→ EXERCISE
Reproduce each line exactly, including spacing and punctuation.

→ RECORDS PROVIDED

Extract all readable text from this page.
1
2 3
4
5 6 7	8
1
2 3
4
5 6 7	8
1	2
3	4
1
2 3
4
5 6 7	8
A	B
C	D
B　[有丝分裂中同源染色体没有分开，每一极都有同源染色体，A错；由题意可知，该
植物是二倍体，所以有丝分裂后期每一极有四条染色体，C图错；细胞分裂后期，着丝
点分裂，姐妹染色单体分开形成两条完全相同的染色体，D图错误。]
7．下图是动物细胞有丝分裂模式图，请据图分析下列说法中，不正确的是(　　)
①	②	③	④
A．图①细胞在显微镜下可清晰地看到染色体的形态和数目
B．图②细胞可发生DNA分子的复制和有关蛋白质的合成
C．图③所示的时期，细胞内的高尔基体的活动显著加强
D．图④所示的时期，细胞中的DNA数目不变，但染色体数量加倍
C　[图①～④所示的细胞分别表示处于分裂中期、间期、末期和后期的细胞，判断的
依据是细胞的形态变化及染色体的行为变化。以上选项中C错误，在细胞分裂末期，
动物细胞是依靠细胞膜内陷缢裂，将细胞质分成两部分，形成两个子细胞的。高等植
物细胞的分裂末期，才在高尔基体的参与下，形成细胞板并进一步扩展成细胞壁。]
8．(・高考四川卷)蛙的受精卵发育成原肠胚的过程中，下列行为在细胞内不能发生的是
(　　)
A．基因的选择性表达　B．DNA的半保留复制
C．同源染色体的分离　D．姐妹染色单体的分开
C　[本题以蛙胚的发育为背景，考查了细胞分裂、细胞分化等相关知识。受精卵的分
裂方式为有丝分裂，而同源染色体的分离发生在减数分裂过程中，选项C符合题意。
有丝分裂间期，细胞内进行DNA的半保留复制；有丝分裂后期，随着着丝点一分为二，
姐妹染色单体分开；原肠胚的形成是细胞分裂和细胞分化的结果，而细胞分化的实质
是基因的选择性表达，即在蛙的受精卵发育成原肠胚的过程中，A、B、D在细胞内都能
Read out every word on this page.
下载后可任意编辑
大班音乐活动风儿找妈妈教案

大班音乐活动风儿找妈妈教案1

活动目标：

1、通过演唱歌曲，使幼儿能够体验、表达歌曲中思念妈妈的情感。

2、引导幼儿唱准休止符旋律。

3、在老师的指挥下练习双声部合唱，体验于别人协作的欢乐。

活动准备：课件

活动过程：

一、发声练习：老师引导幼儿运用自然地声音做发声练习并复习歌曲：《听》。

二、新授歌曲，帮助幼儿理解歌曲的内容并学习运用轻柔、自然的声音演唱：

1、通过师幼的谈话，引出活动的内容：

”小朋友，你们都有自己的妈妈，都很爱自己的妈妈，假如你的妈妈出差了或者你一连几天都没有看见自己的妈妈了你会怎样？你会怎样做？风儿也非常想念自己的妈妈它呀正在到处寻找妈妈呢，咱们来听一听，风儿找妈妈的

→ RESPONSE
Extract all readable text from this page.
1
2 3
4
5 6 7	8
1
2 3
4
5 6 7	8
1	2
3	4
1
2 3
4
5 6 7	8
A	B
C	D
B　[有丝分裂中同源染色体没有分开，每一极都有同源染色体，A错；由题意可知，该
植物是二倍体，所以有丝分裂后期每一极有四条染色体，C图错；细胞分裂后期，着丝
点分裂，姐妹染色单体分开形成两条完全相同的染色体，D图错误。]
7．下图是动物细胞有丝分裂模式图，请据图分析下列说法中，不正确的是(　　)
①	②	③	④
A．图①细胞在显微镜下可清晰地看到染色体的形态和数目
B．图②细胞可发生DNA分子的复制和有关蛋白质的合成
C．图③所示的时期，细胞内的高尔基体的活动显著加强
D．图④所示的时期，细胞中的DNA数目不变，但染色体数量加倍
C　[图①～④所示的细胞分别表示处于分裂中期、间期、末期和后期的细胞，判断的
依据是细胞的形态变化及染色体的行为变化。以上选项中C错误，在细胞分裂末期，
动物细胞是依靠细胞膜内陷缢裂，将细胞质分成两部分，形成两个子细胞的。高等植
物细胞的分裂末期，才在高尔基体的参与下，形成细胞板并进一步扩展成细胞壁。]
8．(・高考四川卷)蛙的受精卵发育成原肠胚的过程中，下列行为在细胞内不能发生的是
(　　)
A．基因的选择性表达　B．DNA的半保留复制
C．同源染色体的分离　D．姐妹染色单体的分开
C　[本题以蛙胚的发育为背景，考查了细胞分裂、细胞分化等相关知识。受精卵的分
裂方式为有丝分裂，而同源染色体的分离发生在减数分裂过程中，选项C符合题意。
有丝分裂间期，细胞内进行DNA的半保留复制；有丝分裂后期，随着着丝点一分为二，
姐妹染色单体分开；原肠胚的形成是细胞分裂和细胞分化的结果，而细胞分化的实质
是基因的选择性表达，即在蛙的受精卵发育成原肠胚的过程中，A、B、D在细胞内都能
Read out every word on this page.
下载后可任意编辑
大班音乐活动风儿找妈妈教案

大班音乐活动风儿找妈妈教案1

活动目标：

1、通过演唱歌曲，使幼儿能够体验、表达歌曲中思念妈妈的情感。

2、引导幼儿唱准休止符旋律。

3、在老师的指挥下练习双声部合唱，体验于别人协作的欢乐。

活动准备：课件

活动过程：

一、发声练习：老师引导幼儿运用自然地声音做发声练习并复习歌曲：《听》。

二、新授歌曲，帮助幼儿理解歌曲的内容并学习运用轻柔、自然的声音演唱：

1、通过师幼的谈话，引出活动的内容：

”小朋友，你们都有自己的妈妈，都很爱自己的妈妈，假如你的妈妈出差了或者你一连几天都没有看见自己的妈妈了你会怎样？你会怎样做？风儿也非常想念自己的妈妈它呀正在到处寻找妈妈呢，咱们来听一听，风儿找妈妈的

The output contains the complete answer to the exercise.